• [Directive]:
State how many lines contain the string "plus", and write nothing else.

• [Given records]:
-- BEGIN --

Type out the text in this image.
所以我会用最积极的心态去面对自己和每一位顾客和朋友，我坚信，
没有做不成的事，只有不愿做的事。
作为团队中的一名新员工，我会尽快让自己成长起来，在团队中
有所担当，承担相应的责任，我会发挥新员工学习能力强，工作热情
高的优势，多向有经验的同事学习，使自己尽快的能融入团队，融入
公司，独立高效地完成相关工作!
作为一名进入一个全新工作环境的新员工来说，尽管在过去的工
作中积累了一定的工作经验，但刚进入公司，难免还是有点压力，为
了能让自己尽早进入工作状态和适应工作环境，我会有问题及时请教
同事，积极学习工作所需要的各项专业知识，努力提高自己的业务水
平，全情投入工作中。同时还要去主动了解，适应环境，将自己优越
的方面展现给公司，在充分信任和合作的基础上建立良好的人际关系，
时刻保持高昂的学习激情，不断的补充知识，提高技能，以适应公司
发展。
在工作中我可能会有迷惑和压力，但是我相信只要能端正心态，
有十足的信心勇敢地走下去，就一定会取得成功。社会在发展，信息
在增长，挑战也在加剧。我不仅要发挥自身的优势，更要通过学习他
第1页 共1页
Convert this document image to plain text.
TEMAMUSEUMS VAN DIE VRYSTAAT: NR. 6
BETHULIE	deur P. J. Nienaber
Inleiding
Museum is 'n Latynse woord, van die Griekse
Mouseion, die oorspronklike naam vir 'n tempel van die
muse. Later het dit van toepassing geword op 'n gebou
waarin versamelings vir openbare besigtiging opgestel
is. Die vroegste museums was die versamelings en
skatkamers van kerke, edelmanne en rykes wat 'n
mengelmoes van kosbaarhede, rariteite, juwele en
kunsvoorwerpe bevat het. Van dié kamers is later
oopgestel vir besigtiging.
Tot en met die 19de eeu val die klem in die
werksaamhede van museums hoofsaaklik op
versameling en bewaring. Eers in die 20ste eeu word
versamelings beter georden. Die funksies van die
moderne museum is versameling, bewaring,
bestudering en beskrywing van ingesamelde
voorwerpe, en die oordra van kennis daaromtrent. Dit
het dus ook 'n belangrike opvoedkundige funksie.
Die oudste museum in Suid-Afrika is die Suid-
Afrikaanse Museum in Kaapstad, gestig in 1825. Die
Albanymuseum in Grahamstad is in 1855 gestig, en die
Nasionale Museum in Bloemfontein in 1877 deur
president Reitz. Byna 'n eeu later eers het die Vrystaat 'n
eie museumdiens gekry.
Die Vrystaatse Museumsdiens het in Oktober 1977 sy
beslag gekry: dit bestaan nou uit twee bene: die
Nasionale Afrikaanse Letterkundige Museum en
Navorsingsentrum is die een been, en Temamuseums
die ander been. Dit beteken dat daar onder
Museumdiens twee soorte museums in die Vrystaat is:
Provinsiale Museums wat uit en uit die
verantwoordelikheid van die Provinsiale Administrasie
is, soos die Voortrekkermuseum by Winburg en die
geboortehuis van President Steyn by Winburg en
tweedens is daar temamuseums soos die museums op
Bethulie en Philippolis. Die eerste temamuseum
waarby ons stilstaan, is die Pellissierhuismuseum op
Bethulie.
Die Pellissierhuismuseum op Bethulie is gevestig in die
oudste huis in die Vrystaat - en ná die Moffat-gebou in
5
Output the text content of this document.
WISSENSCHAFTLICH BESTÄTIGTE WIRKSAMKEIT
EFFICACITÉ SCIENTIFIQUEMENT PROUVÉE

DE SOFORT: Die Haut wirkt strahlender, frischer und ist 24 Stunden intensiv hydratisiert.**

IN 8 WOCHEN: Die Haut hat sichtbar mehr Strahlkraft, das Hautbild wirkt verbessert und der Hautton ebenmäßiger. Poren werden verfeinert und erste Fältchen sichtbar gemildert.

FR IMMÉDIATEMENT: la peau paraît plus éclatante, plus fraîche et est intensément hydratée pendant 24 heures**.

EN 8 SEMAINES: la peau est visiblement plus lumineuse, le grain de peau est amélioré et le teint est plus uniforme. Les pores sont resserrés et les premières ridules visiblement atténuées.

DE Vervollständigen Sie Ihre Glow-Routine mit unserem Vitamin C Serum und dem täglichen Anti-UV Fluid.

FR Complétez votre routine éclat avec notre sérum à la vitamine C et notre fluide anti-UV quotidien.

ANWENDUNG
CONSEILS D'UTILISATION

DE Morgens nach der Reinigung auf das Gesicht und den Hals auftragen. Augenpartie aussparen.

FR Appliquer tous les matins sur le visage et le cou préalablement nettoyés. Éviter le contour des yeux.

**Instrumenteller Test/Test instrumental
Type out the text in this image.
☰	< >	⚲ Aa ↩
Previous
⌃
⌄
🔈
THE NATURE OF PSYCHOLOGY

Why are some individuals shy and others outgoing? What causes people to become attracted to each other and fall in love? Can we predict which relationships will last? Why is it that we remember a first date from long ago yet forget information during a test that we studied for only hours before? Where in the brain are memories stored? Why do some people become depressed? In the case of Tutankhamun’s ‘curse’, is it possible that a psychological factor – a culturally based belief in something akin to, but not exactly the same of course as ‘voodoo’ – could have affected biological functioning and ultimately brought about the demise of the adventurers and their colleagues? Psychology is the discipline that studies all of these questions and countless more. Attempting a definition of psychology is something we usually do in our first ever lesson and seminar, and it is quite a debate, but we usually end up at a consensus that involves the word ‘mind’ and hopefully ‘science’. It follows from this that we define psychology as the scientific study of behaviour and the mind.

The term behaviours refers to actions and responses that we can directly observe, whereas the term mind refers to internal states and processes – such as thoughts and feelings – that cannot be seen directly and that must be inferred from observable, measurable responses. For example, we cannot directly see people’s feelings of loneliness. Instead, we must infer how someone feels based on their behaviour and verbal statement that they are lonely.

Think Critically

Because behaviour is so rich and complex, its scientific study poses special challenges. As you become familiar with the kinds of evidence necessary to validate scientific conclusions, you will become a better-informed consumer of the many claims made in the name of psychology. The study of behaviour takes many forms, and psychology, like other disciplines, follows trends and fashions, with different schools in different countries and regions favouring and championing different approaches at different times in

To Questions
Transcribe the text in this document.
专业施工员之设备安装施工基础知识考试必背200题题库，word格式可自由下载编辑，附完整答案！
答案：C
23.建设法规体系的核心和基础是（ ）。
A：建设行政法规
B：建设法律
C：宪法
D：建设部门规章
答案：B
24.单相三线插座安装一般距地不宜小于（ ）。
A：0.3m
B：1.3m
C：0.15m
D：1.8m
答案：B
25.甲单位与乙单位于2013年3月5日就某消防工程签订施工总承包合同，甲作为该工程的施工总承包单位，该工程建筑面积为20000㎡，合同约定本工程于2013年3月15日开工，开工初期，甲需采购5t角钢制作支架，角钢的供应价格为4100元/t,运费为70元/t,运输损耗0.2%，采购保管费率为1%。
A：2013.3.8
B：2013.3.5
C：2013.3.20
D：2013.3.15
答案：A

-- END --

• [Solution for this exercise]:
2